[start of Input rows]

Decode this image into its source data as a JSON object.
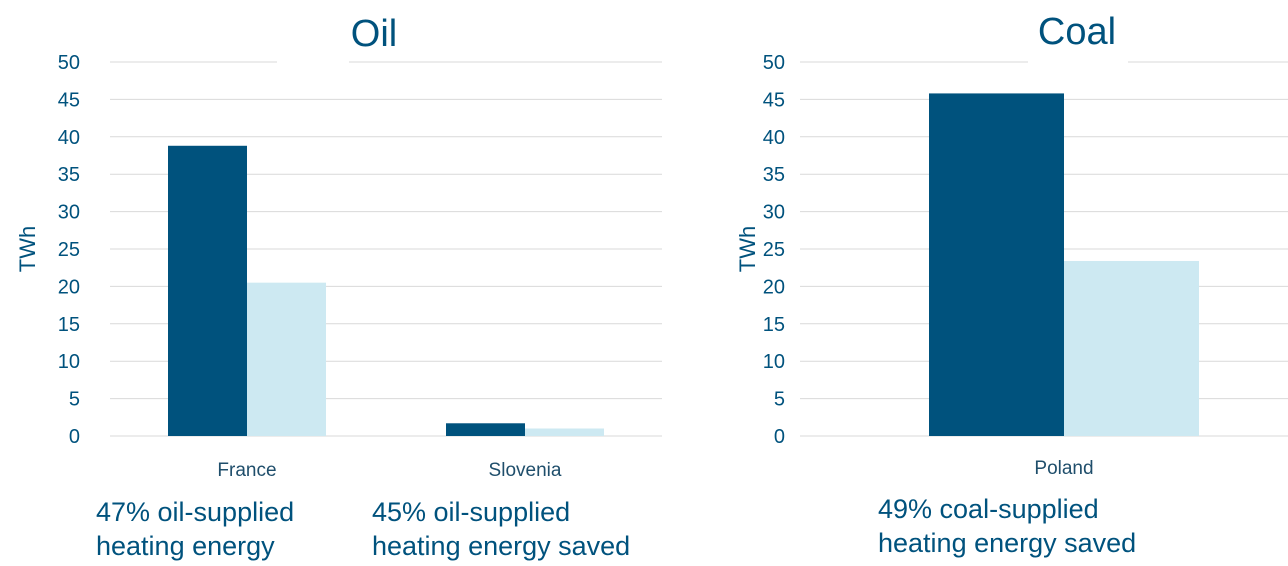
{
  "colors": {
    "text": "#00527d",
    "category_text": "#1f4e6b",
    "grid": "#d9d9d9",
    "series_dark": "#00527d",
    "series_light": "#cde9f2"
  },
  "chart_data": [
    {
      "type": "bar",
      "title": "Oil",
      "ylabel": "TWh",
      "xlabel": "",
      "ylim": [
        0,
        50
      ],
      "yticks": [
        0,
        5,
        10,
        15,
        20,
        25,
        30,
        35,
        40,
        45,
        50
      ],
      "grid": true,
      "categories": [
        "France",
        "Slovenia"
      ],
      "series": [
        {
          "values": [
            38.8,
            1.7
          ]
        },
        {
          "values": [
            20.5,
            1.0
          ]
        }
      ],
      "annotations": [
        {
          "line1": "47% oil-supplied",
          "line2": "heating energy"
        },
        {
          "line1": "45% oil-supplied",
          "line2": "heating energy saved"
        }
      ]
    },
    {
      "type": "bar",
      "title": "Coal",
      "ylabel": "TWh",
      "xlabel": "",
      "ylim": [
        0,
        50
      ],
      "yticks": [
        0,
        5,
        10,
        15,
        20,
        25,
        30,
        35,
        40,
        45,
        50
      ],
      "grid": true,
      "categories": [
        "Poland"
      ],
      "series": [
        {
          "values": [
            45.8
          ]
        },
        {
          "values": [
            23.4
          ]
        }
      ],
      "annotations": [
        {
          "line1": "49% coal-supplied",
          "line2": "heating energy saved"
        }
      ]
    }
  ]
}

[end of Input rows]

◆ **Given instruction**:
Quote the material in full and exactly; do not carry over its pictures.

◆ **Solution to this problem**:
Decode this image into its source data as a JSON object.
{
  "colors": {
    "text": "#00527d",
    "category_text": "#1f4e6b",
    "grid": "#d9d9d9",
    "series_dark": "#00527d",
    "series_light": "#cde9f2"
  },
  "chart_data": [
    {
      "type": "bar",
      "title": "Oil",
      "ylabel": "TWh",
      "xlabel": "",
      "ylim": [
        0,
        50
      ],
      "yticks": [
        0,
        5,
        10,
        15,
        20,
        25,
        30,
        35,
        40,
        45,
        50
      ],
      "grid": true,
      "categories": [
        "France",
        "Slovenia"
      ],
      "series": [
        {
          "values": [
            38.8,
            1.7
          ]
        },
        {
          "values": [
            20.5,
            1.0
          ]
        }
      ],
      "annotations": [
        {
          "line1": "47% oil-supplied",
          "line2": "heating energy"
        },
        {
          "line1": "45% oil-supplied",
          "line2": "heating energy saved"
        }
      ]
    },
    {
      "type": "bar",
      "title": "Coal",
      "ylabel": "TWh",
      "xlabel": "",
      "ylim": [
        0,
        50
      ],
      "yticks": [
        0,
        5,
        10,
        15,
        20,
        25,
        30,
        35,
        40,
        45,
        50
      ],
      "grid": true,
      "categories": [
        "Poland"
      ],
      "series": [
        {
          "values": [
            45.8
          ]
        },
        {
          "values": [
            23.4
          ]
        }
      ],
      "annotations": [
        {
          "line1": "49% coal-supplied",
          "line2": "heating energy saved"
        }
      ]
    }
  ]
}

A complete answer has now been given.